Data listing.

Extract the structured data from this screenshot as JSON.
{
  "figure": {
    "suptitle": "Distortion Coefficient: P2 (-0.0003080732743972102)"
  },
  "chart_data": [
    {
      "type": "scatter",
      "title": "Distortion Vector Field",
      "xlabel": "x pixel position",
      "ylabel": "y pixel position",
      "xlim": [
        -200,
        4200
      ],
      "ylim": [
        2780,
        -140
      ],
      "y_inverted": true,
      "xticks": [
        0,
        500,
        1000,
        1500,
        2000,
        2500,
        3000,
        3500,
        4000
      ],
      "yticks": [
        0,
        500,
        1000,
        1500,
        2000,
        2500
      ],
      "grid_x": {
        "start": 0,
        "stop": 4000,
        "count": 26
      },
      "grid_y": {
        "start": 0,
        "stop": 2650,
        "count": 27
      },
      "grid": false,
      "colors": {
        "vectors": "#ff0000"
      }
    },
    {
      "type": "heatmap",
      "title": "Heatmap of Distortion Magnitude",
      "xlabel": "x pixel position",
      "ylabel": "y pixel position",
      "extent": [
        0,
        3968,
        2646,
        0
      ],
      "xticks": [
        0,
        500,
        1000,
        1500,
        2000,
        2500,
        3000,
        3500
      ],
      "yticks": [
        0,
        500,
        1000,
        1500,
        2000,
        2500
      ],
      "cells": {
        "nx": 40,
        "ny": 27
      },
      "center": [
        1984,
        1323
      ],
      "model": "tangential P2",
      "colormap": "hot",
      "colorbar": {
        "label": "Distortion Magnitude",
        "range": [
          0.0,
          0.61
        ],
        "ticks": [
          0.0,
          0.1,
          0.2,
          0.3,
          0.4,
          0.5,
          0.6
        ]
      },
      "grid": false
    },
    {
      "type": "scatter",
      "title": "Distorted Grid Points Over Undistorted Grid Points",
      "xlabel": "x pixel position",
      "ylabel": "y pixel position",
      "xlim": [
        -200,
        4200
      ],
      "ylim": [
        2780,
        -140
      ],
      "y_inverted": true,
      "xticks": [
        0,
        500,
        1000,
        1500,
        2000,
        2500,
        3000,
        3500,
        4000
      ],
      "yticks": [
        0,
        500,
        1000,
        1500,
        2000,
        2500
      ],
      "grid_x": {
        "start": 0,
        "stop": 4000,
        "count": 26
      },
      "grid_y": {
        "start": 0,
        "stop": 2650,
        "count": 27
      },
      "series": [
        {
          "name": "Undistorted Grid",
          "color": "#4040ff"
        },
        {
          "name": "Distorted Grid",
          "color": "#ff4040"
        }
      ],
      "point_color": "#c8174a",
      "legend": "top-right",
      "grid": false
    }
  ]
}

Work required. Please repeat the material above, word for word and in full.

Task answer.
Extract the structured data from this screenshot as JSON.
{
  "figure": {
    "suptitle": "Distortion Coefficient: P2 (-0.0003080732743972102)"
  },
  "chart_data": [
    {
      "type": "scatter",
      "title": "Distortion Vector Field",
      "xlabel": "x pixel position",
      "ylabel": "y pixel position",
      "xlim": [
        -200,
        4200
      ],
      "ylim": [
        2780,
        -140
      ],
      "y_inverted": true,
      "xticks": [
        0,
        500,
        1000,
        1500,
        2000,
        2500,
        3000,
        3500,
        4000
      ],
      "yticks": [
        0,
        500,
        1000,
        1500,
        2000,
        2500
      ],
      "grid_x": {
        "start": 0,
        "stop": 4000,
        "count": 26
      },
      "grid_y": {
        "start": 0,
        "stop": 2650,
        "count": 27
      },
      "grid": false,
      "colors": {
        "vectors": "#ff0000"
      }
    },
    {
      "type": "heatmap",
      "title": "Heatmap of Distortion Magnitude",
      "xlabel": "x pixel position",
      "ylabel": "y pixel position",
      "extent": [
        0,
        3968,
        2646,
        0
      ],
      "xticks": [
        0,
        500,
        1000,
        1500,
        2000,
        2500,
        3000,
        3500
      ],
      "yticks": [
        0,
        500,
        1000,
        1500,
        2000,
        2500
      ],
      "cells": {
        "nx": 40,
        "ny": 27
      },
      "center": [
        1984,
        1323
      ],
      "model": "tangential P2",
      "colormap": "hot",
      "colorbar": {
        "label": "Distortion Magnitude",
        "range": [
          0.0,
          0.61
        ],
        "ticks": [
          0.0,
          0.1,
          0.2,
          0.3,
          0.4,
          0.5,
          0.6
        ]
      },
      "grid": false
    },
    {
      "type": "scatter",
      "title": "Distorted Grid Points Over Undistorted Grid Points",
      "xlabel": "x pixel position",
      "ylabel": "y pixel position",
      "xlim": [
        -200,
        4200
      ],
      "ylim": [
        2780,
        -140
      ],
      "y_inverted": true,
      "xticks": [
        0,
        500,
        1000,
        1500,
        2000,
        2500,
        3000,
        3500,
        4000
      ],
      "yticks": [
        0,
        500,
        1000,
        1500,
        2000,
        2500
      ],
      "grid_x": {
        "start": 0,
        "stop": 4000,
        "count": 26
      },
      "grid_y": {
        "start": 0,
        "stop": 2650,
        "count": 27
      },
      "series": [
        {
          "name": "Undistorted Grid",
          "color": "#4040ff"
        },
        {
          "name": "Distorted Grid",
          "color": "#ff4040"
        }
      ],
      "point_color": "#c8174a",
      "legend": "top-right",
      "grid": false
    }
  ]
}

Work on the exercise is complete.